▸ Data section
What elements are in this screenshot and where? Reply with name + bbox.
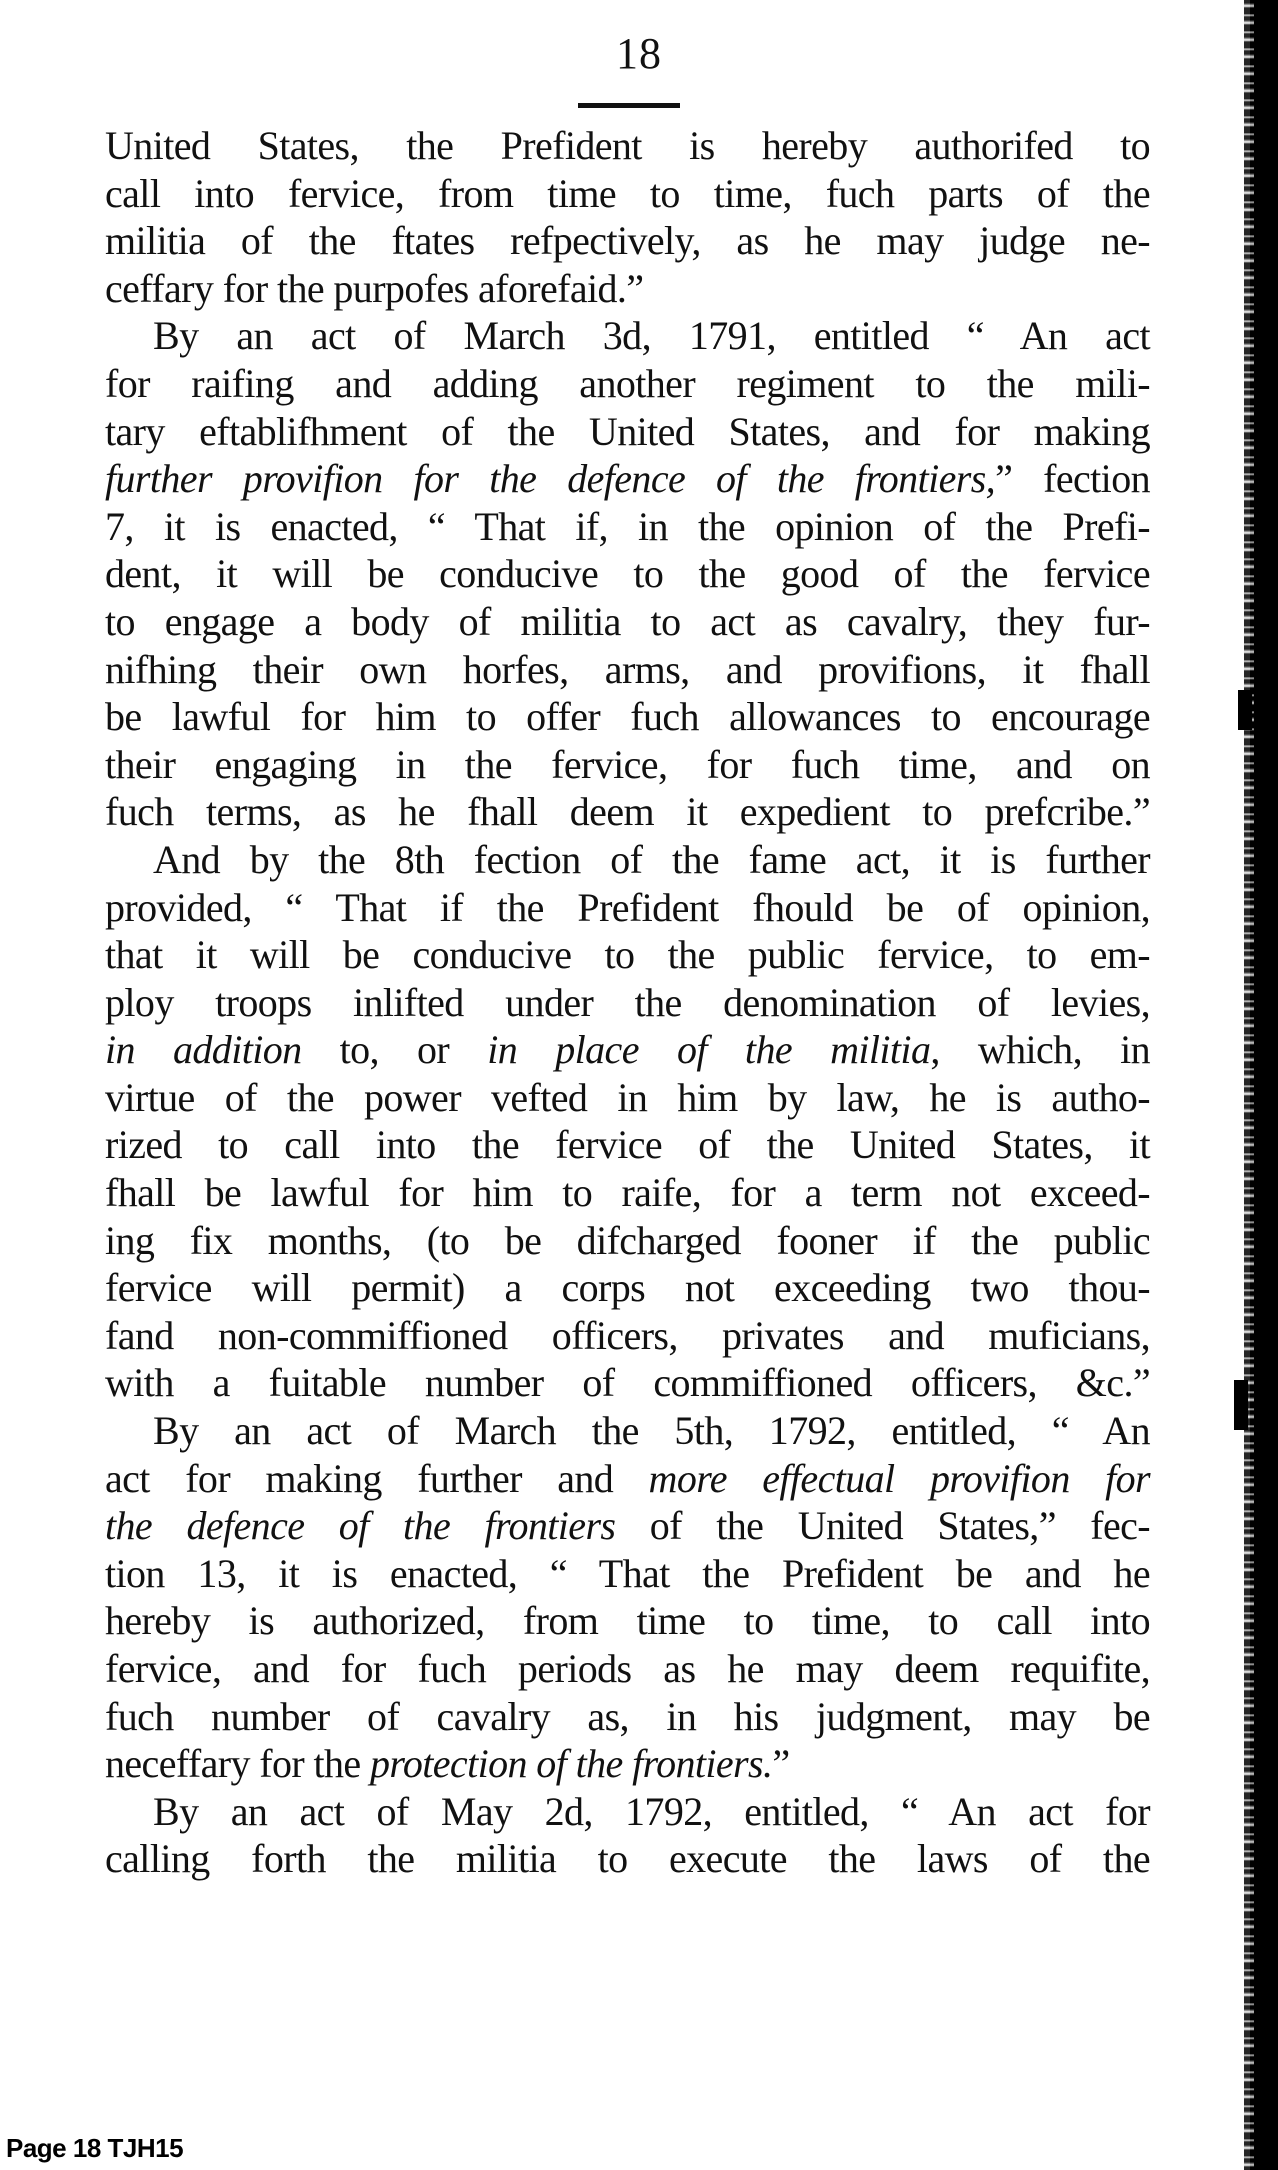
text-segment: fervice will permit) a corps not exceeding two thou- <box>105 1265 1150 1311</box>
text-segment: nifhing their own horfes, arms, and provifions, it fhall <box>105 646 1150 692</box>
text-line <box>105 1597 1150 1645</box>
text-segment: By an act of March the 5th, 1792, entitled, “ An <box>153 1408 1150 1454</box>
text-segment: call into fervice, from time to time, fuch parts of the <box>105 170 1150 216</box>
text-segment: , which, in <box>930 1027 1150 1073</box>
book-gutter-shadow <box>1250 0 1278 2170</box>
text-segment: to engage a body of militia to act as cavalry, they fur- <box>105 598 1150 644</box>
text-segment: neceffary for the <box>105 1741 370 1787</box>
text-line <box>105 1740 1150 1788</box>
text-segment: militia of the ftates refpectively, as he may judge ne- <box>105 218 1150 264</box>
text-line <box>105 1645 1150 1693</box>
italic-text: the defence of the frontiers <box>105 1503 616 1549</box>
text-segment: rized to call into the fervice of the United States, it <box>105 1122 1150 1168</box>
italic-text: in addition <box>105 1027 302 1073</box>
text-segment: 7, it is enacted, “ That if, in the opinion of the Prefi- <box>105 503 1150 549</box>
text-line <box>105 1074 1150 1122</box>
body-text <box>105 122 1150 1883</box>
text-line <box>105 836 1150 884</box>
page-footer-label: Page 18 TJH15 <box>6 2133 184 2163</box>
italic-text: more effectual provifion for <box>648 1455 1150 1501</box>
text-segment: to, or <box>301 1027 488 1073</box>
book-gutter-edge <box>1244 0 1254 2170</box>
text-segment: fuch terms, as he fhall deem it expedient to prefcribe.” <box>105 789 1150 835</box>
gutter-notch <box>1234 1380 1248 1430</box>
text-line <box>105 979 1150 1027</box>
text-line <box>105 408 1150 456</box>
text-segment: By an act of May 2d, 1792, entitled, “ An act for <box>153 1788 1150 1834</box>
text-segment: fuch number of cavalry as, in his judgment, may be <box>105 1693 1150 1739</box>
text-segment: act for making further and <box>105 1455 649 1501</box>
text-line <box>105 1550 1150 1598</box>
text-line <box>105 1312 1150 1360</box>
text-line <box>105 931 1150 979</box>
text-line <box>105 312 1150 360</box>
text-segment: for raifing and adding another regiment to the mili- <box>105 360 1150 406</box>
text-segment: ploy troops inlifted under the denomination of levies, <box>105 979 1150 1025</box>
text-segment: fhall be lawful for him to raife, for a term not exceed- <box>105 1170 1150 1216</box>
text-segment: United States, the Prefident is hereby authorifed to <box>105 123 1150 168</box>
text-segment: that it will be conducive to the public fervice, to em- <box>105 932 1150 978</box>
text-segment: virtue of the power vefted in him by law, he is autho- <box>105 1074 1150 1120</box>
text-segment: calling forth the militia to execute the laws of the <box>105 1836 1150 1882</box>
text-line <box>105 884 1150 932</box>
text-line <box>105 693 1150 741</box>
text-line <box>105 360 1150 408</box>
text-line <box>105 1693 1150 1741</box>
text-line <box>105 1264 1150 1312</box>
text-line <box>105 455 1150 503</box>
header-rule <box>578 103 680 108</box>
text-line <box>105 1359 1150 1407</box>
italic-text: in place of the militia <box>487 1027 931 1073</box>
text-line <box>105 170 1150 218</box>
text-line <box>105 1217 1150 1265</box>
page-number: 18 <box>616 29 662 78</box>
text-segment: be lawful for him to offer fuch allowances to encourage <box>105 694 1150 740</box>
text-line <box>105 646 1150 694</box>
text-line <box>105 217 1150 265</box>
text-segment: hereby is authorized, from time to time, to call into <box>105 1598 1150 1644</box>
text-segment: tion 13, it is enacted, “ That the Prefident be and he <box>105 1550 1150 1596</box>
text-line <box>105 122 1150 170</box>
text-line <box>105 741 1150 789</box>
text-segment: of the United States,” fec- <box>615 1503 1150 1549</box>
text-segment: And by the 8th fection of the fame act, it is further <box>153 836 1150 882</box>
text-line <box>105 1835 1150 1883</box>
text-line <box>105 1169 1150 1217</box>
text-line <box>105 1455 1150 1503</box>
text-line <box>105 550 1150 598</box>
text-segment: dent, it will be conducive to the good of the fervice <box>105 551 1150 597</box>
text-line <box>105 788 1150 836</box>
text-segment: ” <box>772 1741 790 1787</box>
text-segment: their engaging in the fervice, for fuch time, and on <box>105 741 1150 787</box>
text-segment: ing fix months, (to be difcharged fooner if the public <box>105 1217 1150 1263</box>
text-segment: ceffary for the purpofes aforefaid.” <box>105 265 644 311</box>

▸ What the task requires
Convert the lines from the one containing "text-segment: fervice will" through the one containing "text-line <box>105 1597 1150 1645</box>" into a Markdown table with columns No. and Entry, numbering each line and leaving out blank lines.

▸ Finished exercise
| No. | Entry |
|---|---|
| 1 | text-segment: fervice will permit) a corps not exceeding two thou- <box>105 1265 1150 1311</box> |
| 2 | text-segment: nifhing their own horfes, arms, and provifions, it fhall <box>105 646 1150 692</box> |
| 3 | text-line <box>105 1597 1150 1645</box> |